Problem requirements — Please return the full listing below without altering anything.
** Start Dataset entries **
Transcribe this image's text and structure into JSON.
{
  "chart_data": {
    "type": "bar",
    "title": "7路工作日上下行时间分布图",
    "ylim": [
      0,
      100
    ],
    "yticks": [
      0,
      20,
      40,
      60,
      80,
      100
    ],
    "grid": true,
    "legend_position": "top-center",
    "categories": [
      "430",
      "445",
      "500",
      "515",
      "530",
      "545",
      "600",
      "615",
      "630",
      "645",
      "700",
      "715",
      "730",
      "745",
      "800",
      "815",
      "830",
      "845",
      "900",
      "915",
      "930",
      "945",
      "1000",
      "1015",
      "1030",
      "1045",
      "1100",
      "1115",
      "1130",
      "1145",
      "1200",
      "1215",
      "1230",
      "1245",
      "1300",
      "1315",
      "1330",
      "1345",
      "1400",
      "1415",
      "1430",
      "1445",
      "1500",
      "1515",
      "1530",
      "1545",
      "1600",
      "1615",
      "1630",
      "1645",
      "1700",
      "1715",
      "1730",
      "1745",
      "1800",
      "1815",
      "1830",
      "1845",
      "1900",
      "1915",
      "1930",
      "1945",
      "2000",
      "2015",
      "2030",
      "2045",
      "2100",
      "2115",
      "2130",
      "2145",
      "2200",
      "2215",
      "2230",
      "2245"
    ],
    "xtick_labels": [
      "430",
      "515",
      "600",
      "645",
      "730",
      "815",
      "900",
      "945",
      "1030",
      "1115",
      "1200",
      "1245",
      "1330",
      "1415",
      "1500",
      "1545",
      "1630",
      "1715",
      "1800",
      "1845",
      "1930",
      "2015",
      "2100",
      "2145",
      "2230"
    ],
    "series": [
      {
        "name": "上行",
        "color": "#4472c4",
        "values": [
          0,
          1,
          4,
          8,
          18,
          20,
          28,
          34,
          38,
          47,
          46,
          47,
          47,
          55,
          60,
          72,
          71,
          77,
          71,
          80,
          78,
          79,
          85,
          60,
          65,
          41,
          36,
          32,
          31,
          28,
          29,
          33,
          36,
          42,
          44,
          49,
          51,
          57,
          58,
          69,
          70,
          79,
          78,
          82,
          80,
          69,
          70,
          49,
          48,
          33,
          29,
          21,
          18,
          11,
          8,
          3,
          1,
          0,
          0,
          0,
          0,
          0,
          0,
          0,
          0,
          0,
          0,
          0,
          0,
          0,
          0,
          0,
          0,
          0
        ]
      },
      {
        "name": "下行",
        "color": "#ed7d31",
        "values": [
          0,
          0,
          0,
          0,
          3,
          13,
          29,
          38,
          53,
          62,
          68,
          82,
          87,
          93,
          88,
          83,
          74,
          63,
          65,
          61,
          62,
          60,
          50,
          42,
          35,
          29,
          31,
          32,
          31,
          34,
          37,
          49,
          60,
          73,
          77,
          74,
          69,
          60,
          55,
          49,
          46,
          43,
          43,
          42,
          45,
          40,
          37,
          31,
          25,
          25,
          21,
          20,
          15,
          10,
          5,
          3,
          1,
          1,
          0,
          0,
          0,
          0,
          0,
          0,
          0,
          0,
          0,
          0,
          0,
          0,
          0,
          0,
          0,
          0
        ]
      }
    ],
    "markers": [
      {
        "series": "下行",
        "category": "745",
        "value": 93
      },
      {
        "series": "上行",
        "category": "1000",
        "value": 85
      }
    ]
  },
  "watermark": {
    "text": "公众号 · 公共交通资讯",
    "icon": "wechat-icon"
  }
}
** End Dataset entries **
Final result —
Transcribe this image's text and structure into JSON.
{
  "chart_data": {
    "type": "bar",
    "title": "7路工作日上下行时间分布图",
    "ylim": [
      0,
      100
    ],
    "yticks": [
      0,
      20,
      40,
      60,
      80,
      100
    ],
    "grid": true,
    "legend_position": "top-center",
    "categories": [
      "430",
      "445",
      "500",
      "515",
      "530",
      "545",
      "600",
      "615",
      "630",
      "645",
      "700",
      "715",
      "730",
      "745",
      "800",
      "815",
      "830",
      "845",
      "900",
      "915",
      "930",
      "945",
      "1000",
      "1015",
      "1030",
      "1045",
      "1100",
      "1115",
      "1130",
      "1145",
      "1200",
      "1215",
      "1230",
      "1245",
      "1300",
      "1315",
      "1330",
      "1345",
      "1400",
      "1415",
      "1430",
      "1445",
      "1500",
      "1515",
      "1530",
      "1545",
      "1600",
      "1615",
      "1630",
      "1645",
      "1700",
      "1715",
      "1730",
      "1745",
      "1800",
      "1815",
      "1830",
      "1845",
      "1900",
      "1915",
      "1930",
      "1945",
      "2000",
      "2015",
      "2030",
      "2045",
      "2100",
      "2115",
      "2130",
      "2145",
      "2200",
      "2215",
      "2230",
      "2245"
    ],
    "xtick_labels": [
      "430",
      "515",
      "600",
      "645",
      "730",
      "815",
      "900",
      "945",
      "1030",
      "1115",
      "1200",
      "1245",
      "1330",
      "1415",
      "1500",
      "1545",
      "1630",
      "1715",
      "1800",
      "1845",
      "1930",
      "2015",
      "2100",
      "2145",
      "2230"
    ],
    "series": [
      {
        "name": "上行",
        "color": "#4472c4",
        "values": [
          0,
          1,
          4,
          8,
          18,
          20,
          28,
          34,
          38,
          47,
          46,
          47,
          47,
          55,
          60,
          72,
          71,
          77,
          71,
          80,
          78,
          79,
          85,
          60,
          65,
          41,
          36,
          32,
          31,
          28,
          29,
          33,
          36,
          42,
          44,
          49,
          51,
          57,
          58,
          69,
          70,
          79,
          78,
          82,
          80,
          69,
          70,
          49,
          48,
          33,
          29,
          21,
          18,
          11,
          8,
          3,
          1,
          0,
          0,
          0,
          0,
          0,
          0,
          0,
          0,
          0,
          0,
          0,
          0,
          0,
          0,
          0,
          0,
          0
        ]
      },
      {
        "name": "下行",
        "color": "#ed7d31",
        "values": [
          0,
          0,
          0,
          0,
          3,
          13,
          29,
          38,
          53,
          62,
          68,
          82,
          87,
          93,
          88,
          83,
          74,
          63,
          65,
          61,
          62,
          60,
          50,
          42,
          35,
          29,
          31,
          32,
          31,
          34,
          37,
          49,
          60,
          73,
          77,
          74,
          69,
          60,
          55,
          49,
          46,
          43,
          43,
          42,
          45,
          40,
          37,
          31,
          25,
          25,
          21,
          20,
          15,
          10,
          5,
          3,
          1,
          1,
          0,
          0,
          0,
          0,
          0,
          0,
          0,
          0,
          0,
          0,
          0,
          0,
          0,
          0,
          0,
          0
        ]
      }
    ],
    "markers": [
      {
        "series": "下行",
        "category": "745",
        "value": 93
      },
      {
        "series": "上行",
        "category": "1000",
        "value": 85
      }
    ]
  },
  "watermark": {
    "text": "公众号 · 公共交通资讯",
    "icon": "wechat-icon"
  }
}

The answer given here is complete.